*Instructions for the task*. Lines containing "nLoss" are to be counted. Give the number and nothing more.

*Given records*.
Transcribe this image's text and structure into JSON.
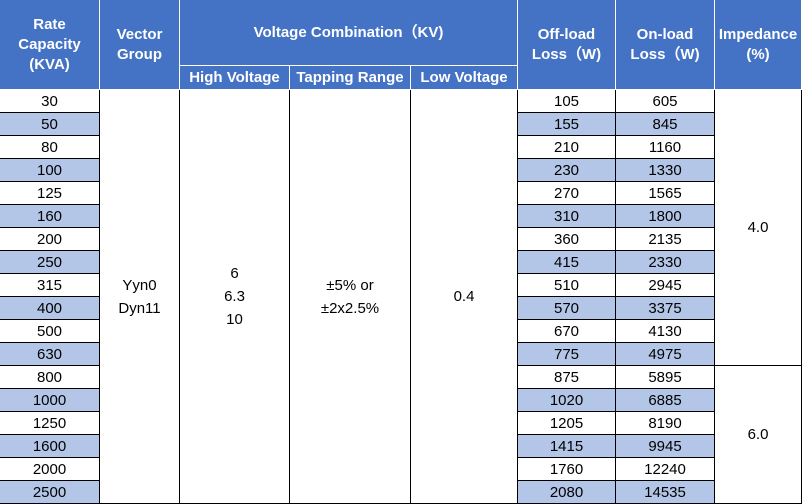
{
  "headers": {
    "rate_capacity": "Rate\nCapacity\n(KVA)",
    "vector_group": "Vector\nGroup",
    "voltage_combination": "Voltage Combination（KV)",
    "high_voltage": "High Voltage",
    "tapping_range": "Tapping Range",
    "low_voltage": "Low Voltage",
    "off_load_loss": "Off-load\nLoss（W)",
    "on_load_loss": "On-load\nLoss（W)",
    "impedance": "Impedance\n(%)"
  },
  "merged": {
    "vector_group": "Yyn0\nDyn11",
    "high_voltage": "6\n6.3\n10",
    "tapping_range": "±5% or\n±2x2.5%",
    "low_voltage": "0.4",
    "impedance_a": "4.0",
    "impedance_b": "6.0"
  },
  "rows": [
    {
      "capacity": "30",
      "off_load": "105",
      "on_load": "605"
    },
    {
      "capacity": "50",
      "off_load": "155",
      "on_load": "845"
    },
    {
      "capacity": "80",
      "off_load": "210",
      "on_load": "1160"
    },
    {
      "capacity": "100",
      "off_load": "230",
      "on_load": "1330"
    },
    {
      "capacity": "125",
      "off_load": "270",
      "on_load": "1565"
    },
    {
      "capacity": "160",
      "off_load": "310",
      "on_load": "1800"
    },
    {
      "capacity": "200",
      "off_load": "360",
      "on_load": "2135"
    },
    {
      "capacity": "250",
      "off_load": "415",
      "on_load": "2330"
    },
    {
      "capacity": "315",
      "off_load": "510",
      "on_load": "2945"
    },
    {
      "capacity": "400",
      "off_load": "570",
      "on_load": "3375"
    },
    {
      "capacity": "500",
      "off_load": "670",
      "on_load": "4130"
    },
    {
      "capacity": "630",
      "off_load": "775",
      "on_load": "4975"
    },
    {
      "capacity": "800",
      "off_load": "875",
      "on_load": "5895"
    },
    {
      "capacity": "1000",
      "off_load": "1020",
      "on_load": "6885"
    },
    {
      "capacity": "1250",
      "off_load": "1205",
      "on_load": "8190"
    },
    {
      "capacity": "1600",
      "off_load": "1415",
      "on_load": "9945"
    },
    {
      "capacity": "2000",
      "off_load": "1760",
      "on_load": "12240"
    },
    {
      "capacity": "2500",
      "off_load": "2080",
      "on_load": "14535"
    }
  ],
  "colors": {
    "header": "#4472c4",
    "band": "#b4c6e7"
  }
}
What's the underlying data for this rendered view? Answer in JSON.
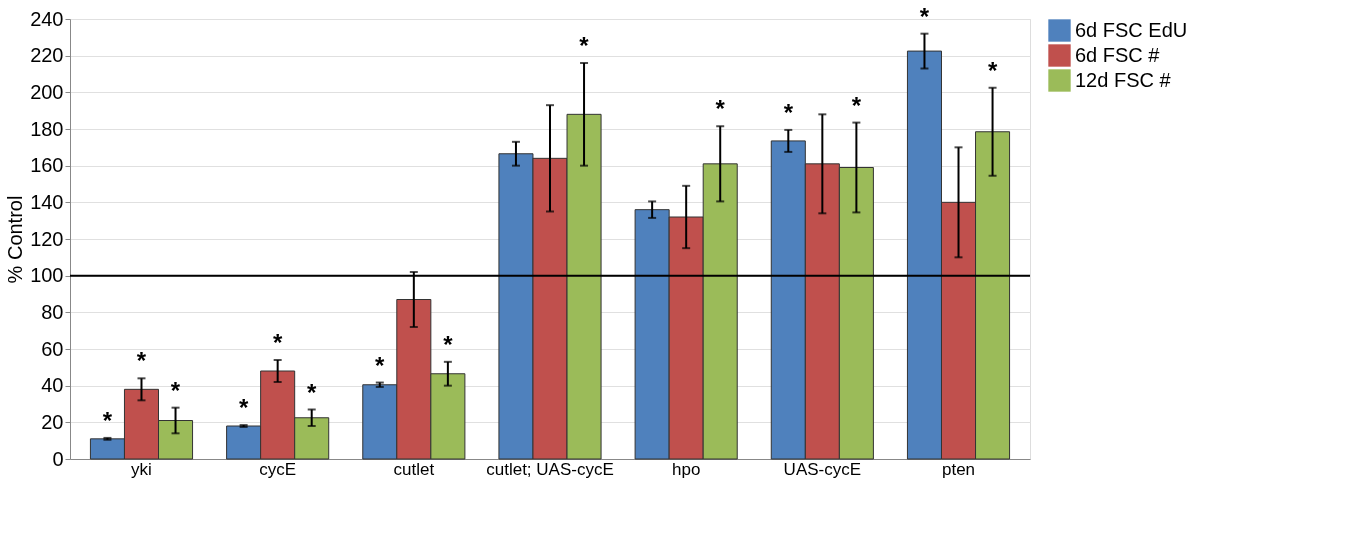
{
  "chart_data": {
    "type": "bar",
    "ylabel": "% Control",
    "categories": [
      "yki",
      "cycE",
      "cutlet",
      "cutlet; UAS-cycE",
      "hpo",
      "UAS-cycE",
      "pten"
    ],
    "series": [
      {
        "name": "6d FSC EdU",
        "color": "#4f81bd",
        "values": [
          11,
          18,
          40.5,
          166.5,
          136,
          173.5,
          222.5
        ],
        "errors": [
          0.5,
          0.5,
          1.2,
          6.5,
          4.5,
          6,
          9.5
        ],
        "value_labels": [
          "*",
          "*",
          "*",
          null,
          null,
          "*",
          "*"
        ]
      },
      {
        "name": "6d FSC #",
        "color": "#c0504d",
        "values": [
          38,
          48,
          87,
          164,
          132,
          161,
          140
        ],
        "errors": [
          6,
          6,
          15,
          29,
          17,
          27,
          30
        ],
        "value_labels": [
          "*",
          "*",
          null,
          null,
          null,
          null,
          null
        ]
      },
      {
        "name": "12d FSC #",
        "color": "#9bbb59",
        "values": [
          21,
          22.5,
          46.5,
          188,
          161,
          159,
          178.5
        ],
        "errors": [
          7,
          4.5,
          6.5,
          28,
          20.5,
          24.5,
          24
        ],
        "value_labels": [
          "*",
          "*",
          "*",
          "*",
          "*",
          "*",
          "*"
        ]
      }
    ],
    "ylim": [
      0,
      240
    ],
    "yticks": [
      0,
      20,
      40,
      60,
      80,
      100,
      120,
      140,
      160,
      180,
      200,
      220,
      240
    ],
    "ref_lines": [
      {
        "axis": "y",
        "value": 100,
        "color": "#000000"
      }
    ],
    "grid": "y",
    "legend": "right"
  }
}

*Worked solution*. 2